*SHORT TASK:* Write the listing out again, all of it, word for word.

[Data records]
━━━━━━━━
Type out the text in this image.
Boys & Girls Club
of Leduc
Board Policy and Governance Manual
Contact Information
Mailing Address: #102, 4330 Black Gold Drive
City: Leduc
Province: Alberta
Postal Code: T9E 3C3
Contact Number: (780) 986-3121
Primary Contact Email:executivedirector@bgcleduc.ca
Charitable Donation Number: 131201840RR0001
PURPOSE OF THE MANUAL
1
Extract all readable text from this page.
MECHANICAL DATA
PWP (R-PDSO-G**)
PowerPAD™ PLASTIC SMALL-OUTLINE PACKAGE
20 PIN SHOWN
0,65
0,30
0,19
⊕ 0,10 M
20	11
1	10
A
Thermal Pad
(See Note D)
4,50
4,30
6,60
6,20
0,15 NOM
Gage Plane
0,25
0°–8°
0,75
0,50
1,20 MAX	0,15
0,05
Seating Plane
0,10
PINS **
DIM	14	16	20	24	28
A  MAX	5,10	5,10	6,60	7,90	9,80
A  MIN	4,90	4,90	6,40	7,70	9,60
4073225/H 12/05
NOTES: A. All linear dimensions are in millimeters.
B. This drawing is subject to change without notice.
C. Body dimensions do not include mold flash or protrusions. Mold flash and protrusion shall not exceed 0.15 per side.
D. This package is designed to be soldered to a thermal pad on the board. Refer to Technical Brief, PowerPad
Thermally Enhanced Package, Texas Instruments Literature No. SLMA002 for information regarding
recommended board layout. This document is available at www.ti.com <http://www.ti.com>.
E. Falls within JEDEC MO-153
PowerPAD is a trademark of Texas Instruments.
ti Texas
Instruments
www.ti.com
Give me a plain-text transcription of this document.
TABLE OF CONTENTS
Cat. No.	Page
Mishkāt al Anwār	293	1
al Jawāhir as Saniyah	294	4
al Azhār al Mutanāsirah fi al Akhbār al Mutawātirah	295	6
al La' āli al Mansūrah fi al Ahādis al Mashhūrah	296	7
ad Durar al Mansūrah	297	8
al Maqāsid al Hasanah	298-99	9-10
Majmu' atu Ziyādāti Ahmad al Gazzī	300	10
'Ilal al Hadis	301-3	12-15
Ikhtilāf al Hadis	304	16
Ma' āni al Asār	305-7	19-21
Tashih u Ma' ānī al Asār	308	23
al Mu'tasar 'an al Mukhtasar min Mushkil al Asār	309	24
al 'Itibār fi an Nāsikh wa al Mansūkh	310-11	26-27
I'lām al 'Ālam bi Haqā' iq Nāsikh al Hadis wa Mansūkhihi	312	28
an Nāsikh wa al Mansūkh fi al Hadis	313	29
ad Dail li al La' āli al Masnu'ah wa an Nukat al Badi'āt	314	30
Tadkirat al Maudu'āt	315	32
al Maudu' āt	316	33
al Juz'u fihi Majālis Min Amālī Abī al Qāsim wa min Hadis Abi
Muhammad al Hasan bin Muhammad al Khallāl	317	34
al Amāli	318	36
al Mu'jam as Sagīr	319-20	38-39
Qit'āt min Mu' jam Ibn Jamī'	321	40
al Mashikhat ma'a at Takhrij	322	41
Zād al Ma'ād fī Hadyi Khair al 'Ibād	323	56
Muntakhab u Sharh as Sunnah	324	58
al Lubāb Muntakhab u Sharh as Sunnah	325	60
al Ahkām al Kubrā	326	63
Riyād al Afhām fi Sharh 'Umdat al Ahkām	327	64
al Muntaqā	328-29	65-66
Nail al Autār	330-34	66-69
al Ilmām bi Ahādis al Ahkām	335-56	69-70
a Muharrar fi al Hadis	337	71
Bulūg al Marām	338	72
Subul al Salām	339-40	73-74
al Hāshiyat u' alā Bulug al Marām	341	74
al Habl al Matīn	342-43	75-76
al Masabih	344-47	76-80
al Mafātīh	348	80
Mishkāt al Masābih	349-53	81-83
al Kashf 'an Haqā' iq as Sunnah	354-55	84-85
━━━━━━━━
*REPLY:*
Type out the text in this image.
Boys & Girls Club
of Leduc
Board Policy and Governance Manual
Contact Information
Mailing Address: #102, 4330 Black Gold Drive
City: Leduc
Province: Alberta
Postal Code: T9E 3C3
Contact Number: (780) 986-3121
Primary Contact Email:executivedirector@bgcleduc.ca
Charitable Donation Number: 131201840RR0001
PURPOSE OF THE MANUAL
1
Extract all readable text from this page.
MECHANICAL DATA
PWP (R-PDSO-G**)
PowerPAD™ PLASTIC SMALL-OUTLINE PACKAGE
20 PIN SHOWN
0,65
0,30
0,19
⊕ 0,10 M
20	11
1	10
A
Thermal Pad
(See Note D)
4,50
4,30
6,60
6,20
0,15 NOM
Gage Plane
0,25
0°–8°
0,75
0,50
1,20 MAX	0,15
0,05
Seating Plane
0,10
PINS **
DIM	14	16	20	24	28
A  MAX	5,10	5,10	6,60	7,90	9,80
A  MIN	4,90	4,90	6,40	7,70	9,60
4073225/H 12/05
NOTES: A. All linear dimensions are in millimeters.
B. This drawing is subject to change without notice.
C. Body dimensions do not include mold flash or protrusions. Mold flash and protrusion shall not exceed 0.15 per side.
D. This package is designed to be soldered to a thermal pad on the board. Refer to Technical Brief, PowerPad
Thermally Enhanced Package, Texas Instruments Literature No. SLMA002 for information regarding
recommended board layout. This document is available at www.ti.com <http://www.ti.com>.
E. Falls within JEDEC MO-153
PowerPAD is a trademark of Texas Instruments.
ti Texas
Instruments
www.ti.com
Give me a plain-text transcription of this document.
TABLE OF CONTENTS
Cat. No.	Page
Mishkāt al Anwār	293	1
al Jawāhir as Saniyah	294	4
al Azhār al Mutanāsirah fi al Akhbār al Mutawātirah	295	6
al La' āli al Mansūrah fi al Ahādis al Mashhūrah	296	7
ad Durar al Mansūrah	297	8
al Maqāsid al Hasanah	298-99	9-10
Majmu' atu Ziyādāti Ahmad al Gazzī	300	10
'Ilal al Hadis	301-3	12-15
Ikhtilāf al Hadis	304	16
Ma' āni al Asār	305-7	19-21
Tashih u Ma' ānī al Asār	308	23
al Mu'tasar 'an al Mukhtasar min Mushkil al Asār	309	24
al 'Itibār fi an Nāsikh wa al Mansūkh	310-11	26-27
I'lām al 'Ālam bi Haqā' iq Nāsikh al Hadis wa Mansūkhihi	312	28
an Nāsikh wa al Mansūkh fi al Hadis	313	29
ad Dail li al La' āli al Masnu'ah wa an Nukat al Badi'āt	314	30
Tadkirat al Maudu'āt	315	32
al Maudu' āt	316	33
al Juz'u fihi Majālis Min Amālī Abī al Qāsim wa min Hadis Abi
Muhammad al Hasan bin Muhammad al Khallāl	317	34
al Amāli	318	36
al Mu'jam as Sagīr	319-20	38-39
Qit'āt min Mu' jam Ibn Jamī'	321	40
al Mashikhat ma'a at Takhrij	322	41
Zād al Ma'ād fī Hadyi Khair al 'Ibād	323	56
Muntakhab u Sharh as Sunnah	324	58
al Lubāb Muntakhab u Sharh as Sunnah	325	60
al Ahkām al Kubrā	326	63
Riyād al Afhām fi Sharh 'Umdat al Ahkām	327	64
al Muntaqā	328-29	65-66
Nail al Autār	330-34	66-69
al Ilmām bi Ahādis al Ahkām	335-56	69-70
a Muharrar fi al Hadis	337	71
Bulūg al Marām	338	72
Subul al Salām	339-40	73-74
al Hāshiyat u' alā Bulug al Marām	341	74
al Habl al Matīn	342-43	75-76
al Masabih	344-47	76-80
al Mafātīh	348	80
Mishkāt al Masābih	349-53	81-83
al Kashf 'an Haqā' iq as Sunnah	354-55	84-85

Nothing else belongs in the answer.